EXERCISE PROMPT:
List each line of the data in which the string "after" appears.
◇ ◇ ◇
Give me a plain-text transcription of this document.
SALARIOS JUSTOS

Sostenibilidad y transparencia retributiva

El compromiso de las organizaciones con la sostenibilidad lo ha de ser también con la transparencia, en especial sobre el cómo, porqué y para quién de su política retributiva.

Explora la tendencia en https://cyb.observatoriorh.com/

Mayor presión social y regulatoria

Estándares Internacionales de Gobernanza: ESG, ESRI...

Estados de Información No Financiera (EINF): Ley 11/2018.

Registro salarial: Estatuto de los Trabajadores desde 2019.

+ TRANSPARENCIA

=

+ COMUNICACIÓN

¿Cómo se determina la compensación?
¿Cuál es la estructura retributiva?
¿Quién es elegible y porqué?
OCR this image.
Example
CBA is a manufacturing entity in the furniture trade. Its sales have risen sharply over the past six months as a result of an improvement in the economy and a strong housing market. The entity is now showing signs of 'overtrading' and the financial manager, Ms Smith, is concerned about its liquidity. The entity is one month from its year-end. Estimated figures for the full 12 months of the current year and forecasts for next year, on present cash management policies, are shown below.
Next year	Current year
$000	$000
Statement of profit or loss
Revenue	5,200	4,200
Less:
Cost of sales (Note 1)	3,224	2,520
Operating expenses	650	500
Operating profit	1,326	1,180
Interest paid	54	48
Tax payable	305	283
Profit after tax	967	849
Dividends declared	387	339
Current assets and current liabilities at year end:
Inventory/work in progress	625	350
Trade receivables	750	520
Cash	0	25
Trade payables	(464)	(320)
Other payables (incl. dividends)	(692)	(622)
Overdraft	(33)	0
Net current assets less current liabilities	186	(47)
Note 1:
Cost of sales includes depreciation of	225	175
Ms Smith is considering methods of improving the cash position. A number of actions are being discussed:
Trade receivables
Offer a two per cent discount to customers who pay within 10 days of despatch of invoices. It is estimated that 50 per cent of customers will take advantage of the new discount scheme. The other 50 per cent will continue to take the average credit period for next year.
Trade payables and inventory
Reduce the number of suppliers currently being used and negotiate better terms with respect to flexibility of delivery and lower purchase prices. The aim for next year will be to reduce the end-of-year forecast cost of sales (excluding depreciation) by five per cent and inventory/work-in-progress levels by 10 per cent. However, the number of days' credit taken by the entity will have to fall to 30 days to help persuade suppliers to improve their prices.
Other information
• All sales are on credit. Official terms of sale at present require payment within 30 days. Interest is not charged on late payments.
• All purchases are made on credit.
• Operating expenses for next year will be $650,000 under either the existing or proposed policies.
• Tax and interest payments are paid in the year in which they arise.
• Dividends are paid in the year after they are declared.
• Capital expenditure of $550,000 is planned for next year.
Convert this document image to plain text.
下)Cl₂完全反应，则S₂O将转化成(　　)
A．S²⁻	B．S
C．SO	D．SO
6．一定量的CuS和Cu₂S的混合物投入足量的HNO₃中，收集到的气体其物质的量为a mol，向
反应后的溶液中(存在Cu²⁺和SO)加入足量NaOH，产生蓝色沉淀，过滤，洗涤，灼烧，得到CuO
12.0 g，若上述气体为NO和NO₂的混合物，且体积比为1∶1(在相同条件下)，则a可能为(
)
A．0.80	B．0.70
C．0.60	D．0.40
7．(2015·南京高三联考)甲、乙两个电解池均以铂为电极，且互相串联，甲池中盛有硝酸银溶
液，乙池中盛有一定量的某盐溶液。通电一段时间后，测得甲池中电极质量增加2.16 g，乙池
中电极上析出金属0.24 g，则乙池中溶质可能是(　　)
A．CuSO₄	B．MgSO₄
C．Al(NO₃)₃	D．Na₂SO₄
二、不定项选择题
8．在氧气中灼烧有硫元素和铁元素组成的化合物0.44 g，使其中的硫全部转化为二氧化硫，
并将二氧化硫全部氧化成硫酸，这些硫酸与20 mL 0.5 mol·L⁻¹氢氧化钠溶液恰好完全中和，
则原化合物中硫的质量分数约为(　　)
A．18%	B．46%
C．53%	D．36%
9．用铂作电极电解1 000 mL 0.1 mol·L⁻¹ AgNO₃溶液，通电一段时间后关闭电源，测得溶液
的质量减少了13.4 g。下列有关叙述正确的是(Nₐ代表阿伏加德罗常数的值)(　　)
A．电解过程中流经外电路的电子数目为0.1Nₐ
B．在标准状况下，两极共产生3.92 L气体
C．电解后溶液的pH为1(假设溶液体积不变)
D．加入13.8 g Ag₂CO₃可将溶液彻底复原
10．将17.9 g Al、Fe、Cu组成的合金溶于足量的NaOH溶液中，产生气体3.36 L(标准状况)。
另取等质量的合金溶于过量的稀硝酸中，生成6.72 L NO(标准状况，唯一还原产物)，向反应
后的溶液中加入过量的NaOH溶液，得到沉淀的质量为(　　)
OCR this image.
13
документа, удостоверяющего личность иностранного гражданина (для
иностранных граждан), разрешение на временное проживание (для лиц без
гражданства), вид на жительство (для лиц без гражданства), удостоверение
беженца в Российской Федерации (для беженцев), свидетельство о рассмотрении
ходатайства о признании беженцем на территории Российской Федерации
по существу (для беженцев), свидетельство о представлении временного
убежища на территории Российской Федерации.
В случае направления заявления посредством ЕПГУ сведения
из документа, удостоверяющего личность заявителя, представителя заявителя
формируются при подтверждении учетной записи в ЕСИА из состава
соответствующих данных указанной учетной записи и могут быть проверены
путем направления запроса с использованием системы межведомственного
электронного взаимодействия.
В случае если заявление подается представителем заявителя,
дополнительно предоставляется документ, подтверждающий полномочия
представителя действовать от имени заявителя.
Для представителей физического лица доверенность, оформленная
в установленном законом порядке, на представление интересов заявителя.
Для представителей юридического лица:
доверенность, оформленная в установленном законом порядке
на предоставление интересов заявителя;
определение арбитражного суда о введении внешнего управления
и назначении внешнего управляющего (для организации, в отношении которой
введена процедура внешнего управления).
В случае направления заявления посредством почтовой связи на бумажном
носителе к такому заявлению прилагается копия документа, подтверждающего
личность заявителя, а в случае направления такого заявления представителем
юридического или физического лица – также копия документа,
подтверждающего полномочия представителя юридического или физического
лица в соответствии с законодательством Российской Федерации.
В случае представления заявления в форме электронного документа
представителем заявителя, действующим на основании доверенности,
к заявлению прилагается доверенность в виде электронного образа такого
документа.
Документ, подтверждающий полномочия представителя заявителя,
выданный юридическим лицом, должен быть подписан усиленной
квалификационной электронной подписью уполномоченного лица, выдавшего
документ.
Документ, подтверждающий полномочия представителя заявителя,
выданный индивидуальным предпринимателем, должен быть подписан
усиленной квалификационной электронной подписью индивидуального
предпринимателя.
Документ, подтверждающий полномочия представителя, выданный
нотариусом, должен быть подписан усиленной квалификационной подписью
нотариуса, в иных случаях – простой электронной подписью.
◇ ◇ ◇
TASK RESPONSE:
Profit after tax	967	849
• Dividends are paid in the year after they are declared.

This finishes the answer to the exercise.